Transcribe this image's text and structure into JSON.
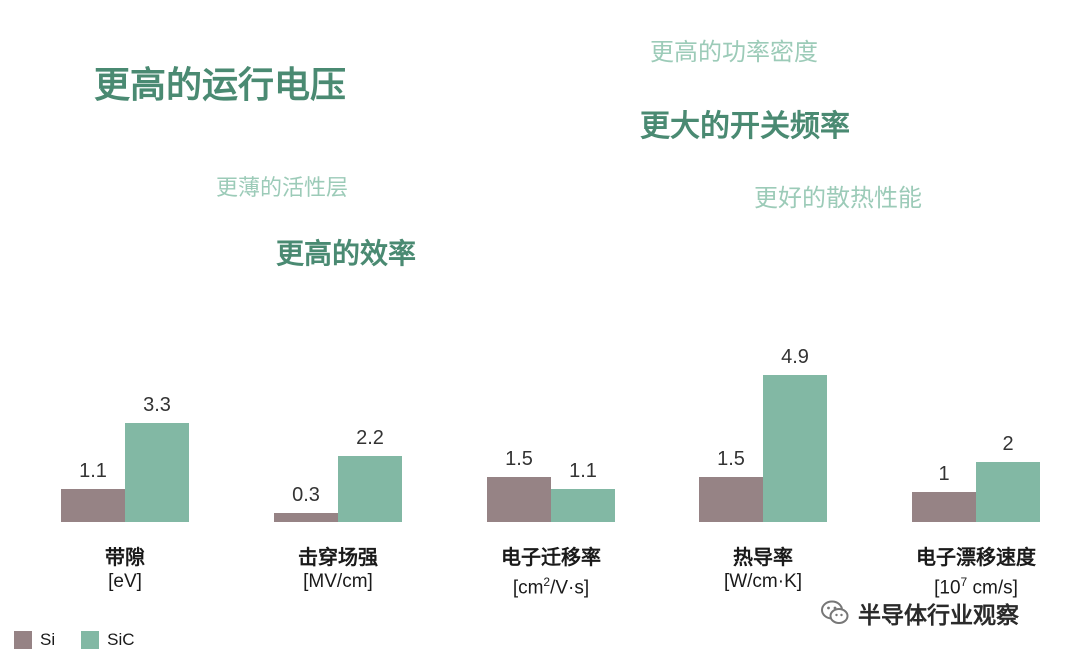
{
  "phrases": {
    "higher_voltage": "更高的运行电压",
    "higher_power_density": "更高的功率密度",
    "higher_switch_freq": "更大的开关频率",
    "thinner_active_layer": "更薄的活性层",
    "better_heat": "更好的散热性能",
    "higher_efficiency": "更高的效率"
  },
  "chart_data": {
    "type": "bar",
    "categories": [
      {
        "name": "带隙",
        "unit": "[eV]"
      },
      {
        "name": "击穿场强",
        "unit": "[MV/cm]"
      },
      {
        "name": "电子迁移率",
        "unit_pre": "[cm",
        "unit_sup": "2",
        "unit_post": "/V·s]"
      },
      {
        "name": "热导率",
        "unit": "[W/cm·K]"
      },
      {
        "name": "电子漂移速度",
        "unit_pre": "[10",
        "unit_sup": "7",
        "unit_post": " cm/s]"
      }
    ],
    "series": [
      {
        "name": "Si",
        "color": "#968385",
        "values": [
          1.1,
          0.3,
          1.5,
          1.5,
          1
        ],
        "labels": [
          "1.1",
          "0.3",
          "1.5",
          "1.5",
          "1"
        ]
      },
      {
        "name": "SiC",
        "color": "#82b8a4",
        "values": [
          3.3,
          2.2,
          1.1,
          4.9,
          2
        ],
        "labels": [
          "3.3",
          "2.2",
          "1.1",
          "4.9",
          "2"
        ]
      }
    ],
    "value_labels_shown": true,
    "axes_visible": false,
    "legend_position": "bottom-left"
  },
  "watermark": {
    "icon": "wechat-icon",
    "text": "半导体行业观察"
  }
}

********

■ Exercise objective ■
Your task is to repeat the data above exactly while excluding the pictures.

■ Correct result ■
Transcribe this image's text and structure into JSON.
{
  "phrases": {
    "higher_voltage": "更高的运行电压",
    "higher_power_density": "更高的功率密度",
    "higher_switch_freq": "更大的开关频率",
    "thinner_active_layer": "更薄的活性层",
    "better_heat": "更好的散热性能",
    "higher_efficiency": "更高的效率"
  },
  "chart_data": {
    "type": "bar",
    "categories": [
      {
        "name": "带隙",
        "unit": "[eV]"
      },
      {
        "name": "击穿场强",
        "unit": "[MV/cm]"
      },
      {
        "name": "电子迁移率",
        "unit_pre": "[cm",
        "unit_sup": "2",
        "unit_post": "/V·s]"
      },
      {
        "name": "热导率",
        "unit": "[W/cm·K]"
      },
      {
        "name": "电子漂移速度",
        "unit_pre": "[10",
        "unit_sup": "7",
        "unit_post": " cm/s]"
      }
    ],
    "series": [
      {
        "name": "Si",
        "color": "#968385",
        "values": [
          1.1,
          0.3,
          1.5,
          1.5,
          1
        ],
        "labels": [
          "1.1",
          "0.3",
          "1.5",
          "1.5",
          "1"
        ]
      },
      {
        "name": "SiC",
        "color": "#82b8a4",
        "values": [
          3.3,
          2.2,
          1.1,
          4.9,
          2
        ],
        "labels": [
          "3.3",
          "2.2",
          "1.1",
          "4.9",
          "2"
        ]
      }
    ],
    "value_labels_shown": true,
    "axes_visible": false,
    "legend_position": "bottom-left"
  },
  "watermark": {
    "icon": "wechat-icon",
    "text": "半导体行业观察"
  }
}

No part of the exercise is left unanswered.